EXERCISE REQUIREMENTS >>
Only the number is wanted: tally the lines below that contain the word "Stile".

RECORDED INFORMATION >>
==================================================

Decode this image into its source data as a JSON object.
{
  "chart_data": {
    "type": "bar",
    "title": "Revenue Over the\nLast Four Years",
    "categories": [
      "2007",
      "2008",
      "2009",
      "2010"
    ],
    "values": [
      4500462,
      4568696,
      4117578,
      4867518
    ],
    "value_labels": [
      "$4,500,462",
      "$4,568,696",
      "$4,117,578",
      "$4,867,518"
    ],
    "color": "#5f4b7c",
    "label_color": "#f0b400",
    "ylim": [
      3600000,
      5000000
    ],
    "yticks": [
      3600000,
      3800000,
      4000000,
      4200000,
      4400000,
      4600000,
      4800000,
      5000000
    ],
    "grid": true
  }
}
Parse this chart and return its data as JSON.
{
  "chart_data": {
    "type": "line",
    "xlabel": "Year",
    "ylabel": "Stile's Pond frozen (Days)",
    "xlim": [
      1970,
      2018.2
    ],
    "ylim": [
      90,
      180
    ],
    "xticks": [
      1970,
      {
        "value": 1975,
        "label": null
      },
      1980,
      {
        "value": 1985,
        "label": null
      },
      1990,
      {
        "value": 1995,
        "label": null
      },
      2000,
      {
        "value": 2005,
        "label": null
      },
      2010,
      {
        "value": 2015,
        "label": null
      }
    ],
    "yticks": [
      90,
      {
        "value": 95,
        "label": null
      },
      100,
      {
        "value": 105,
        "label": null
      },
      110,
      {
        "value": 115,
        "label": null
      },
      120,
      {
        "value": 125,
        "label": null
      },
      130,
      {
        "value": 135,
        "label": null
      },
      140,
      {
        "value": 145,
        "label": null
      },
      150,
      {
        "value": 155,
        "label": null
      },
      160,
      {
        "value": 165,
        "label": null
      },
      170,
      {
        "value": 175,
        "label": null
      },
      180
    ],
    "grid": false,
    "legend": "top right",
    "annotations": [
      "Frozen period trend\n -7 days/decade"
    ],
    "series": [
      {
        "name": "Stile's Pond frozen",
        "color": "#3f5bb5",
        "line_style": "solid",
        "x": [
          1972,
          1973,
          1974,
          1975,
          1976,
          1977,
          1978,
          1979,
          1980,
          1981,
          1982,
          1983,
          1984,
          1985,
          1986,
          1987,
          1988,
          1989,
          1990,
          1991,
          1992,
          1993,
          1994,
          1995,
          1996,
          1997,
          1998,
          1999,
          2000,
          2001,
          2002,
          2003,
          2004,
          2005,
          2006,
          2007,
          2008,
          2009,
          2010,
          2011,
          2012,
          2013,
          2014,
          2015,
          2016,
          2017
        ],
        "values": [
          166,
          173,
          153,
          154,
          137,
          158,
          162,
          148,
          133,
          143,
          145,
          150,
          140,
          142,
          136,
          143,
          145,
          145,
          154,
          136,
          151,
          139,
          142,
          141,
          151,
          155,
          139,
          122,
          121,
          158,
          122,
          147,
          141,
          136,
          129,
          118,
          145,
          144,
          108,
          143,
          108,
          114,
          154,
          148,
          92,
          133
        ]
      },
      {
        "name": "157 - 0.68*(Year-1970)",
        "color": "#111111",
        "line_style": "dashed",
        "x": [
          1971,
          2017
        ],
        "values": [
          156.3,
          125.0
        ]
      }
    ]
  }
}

==================================================

COMPLETED EXERCISE >>
2